2026 — Dysautonomia prevalence in chronic musculoskeletal pain (meta-analysis)
One-paragraph summary
Systematic review and meta-analysis of 17 studies (MEDLINE + Embase through 2024-10-04) estimating the prevalence of autonomic dysfunction in chronic musculoskeletal pain conditions, including FM. Risk of bias assessed via adapted Newcastle-Ottawa Scale; prevalence and relative-risk estimated via random-effects meta-analysis. For the project, this paper provides the most rigorous population-prevalence estimate to date for dysautonomia in FM and related chronic musculoskeletal pain conditions — directly relevant to the long-standing Q29 (vagal-autonomic-dominant fifth FM subtype hypothesis) and to the biomarker-mapping cohort's autonomic-axis dimensions (HRV, COMPASS-31).
# # #
▶ **Apply what you read**:
- 1) From the dysautonomia meta-analysis summary, copy the text word for word, starting at "One-paragraph summary" and ending after "dimensions (HRV, COMPASS-31).".
- 2) According to the dysautonomia meta-analysis summary, what tool was used to assess risk of bias?
- 3) Add to the dysautonomia meta-analysis summary, continuing from its final sentence.
# # #
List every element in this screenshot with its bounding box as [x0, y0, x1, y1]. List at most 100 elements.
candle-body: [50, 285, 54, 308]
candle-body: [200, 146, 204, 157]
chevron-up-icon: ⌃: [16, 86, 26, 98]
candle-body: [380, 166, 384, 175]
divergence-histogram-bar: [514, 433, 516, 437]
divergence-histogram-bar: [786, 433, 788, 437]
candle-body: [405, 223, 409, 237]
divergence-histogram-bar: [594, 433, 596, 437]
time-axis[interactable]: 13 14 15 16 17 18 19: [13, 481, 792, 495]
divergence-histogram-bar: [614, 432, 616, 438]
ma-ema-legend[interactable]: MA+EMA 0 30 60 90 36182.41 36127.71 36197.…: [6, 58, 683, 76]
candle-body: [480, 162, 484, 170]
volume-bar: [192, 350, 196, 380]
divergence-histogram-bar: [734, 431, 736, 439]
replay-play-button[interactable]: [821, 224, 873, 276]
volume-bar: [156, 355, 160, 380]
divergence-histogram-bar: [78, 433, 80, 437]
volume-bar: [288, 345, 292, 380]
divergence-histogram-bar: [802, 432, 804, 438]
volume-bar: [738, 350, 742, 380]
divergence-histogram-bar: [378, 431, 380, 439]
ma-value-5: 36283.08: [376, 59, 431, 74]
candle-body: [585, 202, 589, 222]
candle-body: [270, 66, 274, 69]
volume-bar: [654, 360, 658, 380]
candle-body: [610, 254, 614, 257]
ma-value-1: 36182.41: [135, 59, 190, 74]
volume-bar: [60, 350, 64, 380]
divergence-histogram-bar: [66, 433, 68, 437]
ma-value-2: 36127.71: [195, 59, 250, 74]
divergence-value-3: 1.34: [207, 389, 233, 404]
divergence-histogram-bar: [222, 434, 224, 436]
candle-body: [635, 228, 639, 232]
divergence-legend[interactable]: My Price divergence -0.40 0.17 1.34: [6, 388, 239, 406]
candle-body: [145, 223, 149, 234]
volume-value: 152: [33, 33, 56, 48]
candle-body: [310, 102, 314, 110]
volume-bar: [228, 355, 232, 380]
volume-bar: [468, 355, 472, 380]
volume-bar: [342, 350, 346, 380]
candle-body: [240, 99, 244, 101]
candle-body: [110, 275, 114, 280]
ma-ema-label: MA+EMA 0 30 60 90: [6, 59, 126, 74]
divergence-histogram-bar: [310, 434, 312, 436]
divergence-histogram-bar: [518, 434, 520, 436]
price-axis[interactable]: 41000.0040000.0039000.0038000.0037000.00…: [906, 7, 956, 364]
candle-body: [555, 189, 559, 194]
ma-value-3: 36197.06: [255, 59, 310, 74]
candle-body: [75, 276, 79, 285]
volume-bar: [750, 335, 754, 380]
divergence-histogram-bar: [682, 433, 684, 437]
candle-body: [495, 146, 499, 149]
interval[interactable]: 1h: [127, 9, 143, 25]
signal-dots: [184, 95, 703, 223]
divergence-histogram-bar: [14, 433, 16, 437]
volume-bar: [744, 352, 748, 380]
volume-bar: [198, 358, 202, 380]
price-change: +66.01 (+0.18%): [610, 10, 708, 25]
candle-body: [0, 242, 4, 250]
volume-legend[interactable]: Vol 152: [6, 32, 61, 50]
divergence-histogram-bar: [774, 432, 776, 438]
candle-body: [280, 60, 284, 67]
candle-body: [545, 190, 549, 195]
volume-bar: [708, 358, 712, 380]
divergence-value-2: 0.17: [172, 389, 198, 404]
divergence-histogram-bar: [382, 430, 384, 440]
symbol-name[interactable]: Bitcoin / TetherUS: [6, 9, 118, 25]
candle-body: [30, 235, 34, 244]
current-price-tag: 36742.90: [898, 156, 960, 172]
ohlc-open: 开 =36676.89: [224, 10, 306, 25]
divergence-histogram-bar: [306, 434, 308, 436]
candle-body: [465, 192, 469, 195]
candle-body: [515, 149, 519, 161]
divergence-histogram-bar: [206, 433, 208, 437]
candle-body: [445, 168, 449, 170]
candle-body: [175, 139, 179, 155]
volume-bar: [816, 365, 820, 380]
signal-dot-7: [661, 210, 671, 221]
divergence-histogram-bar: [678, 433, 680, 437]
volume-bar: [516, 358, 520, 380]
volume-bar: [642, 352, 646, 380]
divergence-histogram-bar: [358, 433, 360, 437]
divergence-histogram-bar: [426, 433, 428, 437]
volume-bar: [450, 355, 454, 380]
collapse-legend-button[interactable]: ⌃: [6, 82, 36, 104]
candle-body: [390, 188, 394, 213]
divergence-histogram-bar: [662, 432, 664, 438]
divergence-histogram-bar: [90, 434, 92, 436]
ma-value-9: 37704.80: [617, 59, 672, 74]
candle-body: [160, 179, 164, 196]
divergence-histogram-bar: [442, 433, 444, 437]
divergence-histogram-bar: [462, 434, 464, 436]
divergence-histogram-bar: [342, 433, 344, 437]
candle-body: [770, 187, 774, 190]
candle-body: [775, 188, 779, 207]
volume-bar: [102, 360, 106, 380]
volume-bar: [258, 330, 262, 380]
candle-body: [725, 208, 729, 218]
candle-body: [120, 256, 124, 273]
# # #
▶ **Outputs by task**:
- 1)
One-paragraph summary
Systematic review and meta-analysis of 17 studies (MEDLINE + Embase through 2024-10-04) estimating the prevalence of autonomic dysfunction in chronic musculoskeletal pain conditions, including FM. Risk of bias assessed via adapted Newcastle-Ottawa Scale; prevalence and relative-risk estimated via random-effects meta-analysis. For the project, this paper provides the most rigorous population-prevalence estimate to date for dysautonomia in FM and related chronic musculoskeletal pain conditions — directly relevant to the long-standing Q29 (vagal-autonomic-dominant fifth FM subtype hypothesis) and to the biomarker-mapping cohort's autonomic-axis dimensions (HRV, COMPASS-31).

- 2) An adapted Newcastle-Ottawa Scale.

- 3)
Claims as triples
autonomic_dysregulation — present_in → fm_central_only[evidence: 17-study systematic review + meta-analysis; confidence: emerging (upgraded from existing established edge)]autonomic_dysregulation — correlates_with → widespread_pain[evidence: prevalence-and-relative-risk analysis across chronic musculoskeletal pain conditions; confidence: emerging]
Triangulation notes
- Provides the prevalence anchor for Q29 (vagal-autonomic-dominant FM subtype) that the project has been carrying as an open question since v0.1.
- Adds discipline to the biomarker-mapping cohort design — autonomic measures (HRV, COMPASS-31) should be sized per the prevalence estimates this meta-analysis provides.
- Reinforces the HαT/TPSAB1 → dysautonomia connection (Lyons 2019 cohort showed POTS / orthostatic intolerance prominently in HαT-positive patients).
- Discovered via Probe 5 (EDS/hypermobility); scored ingestion-worthy; promoted in Recommendation 3.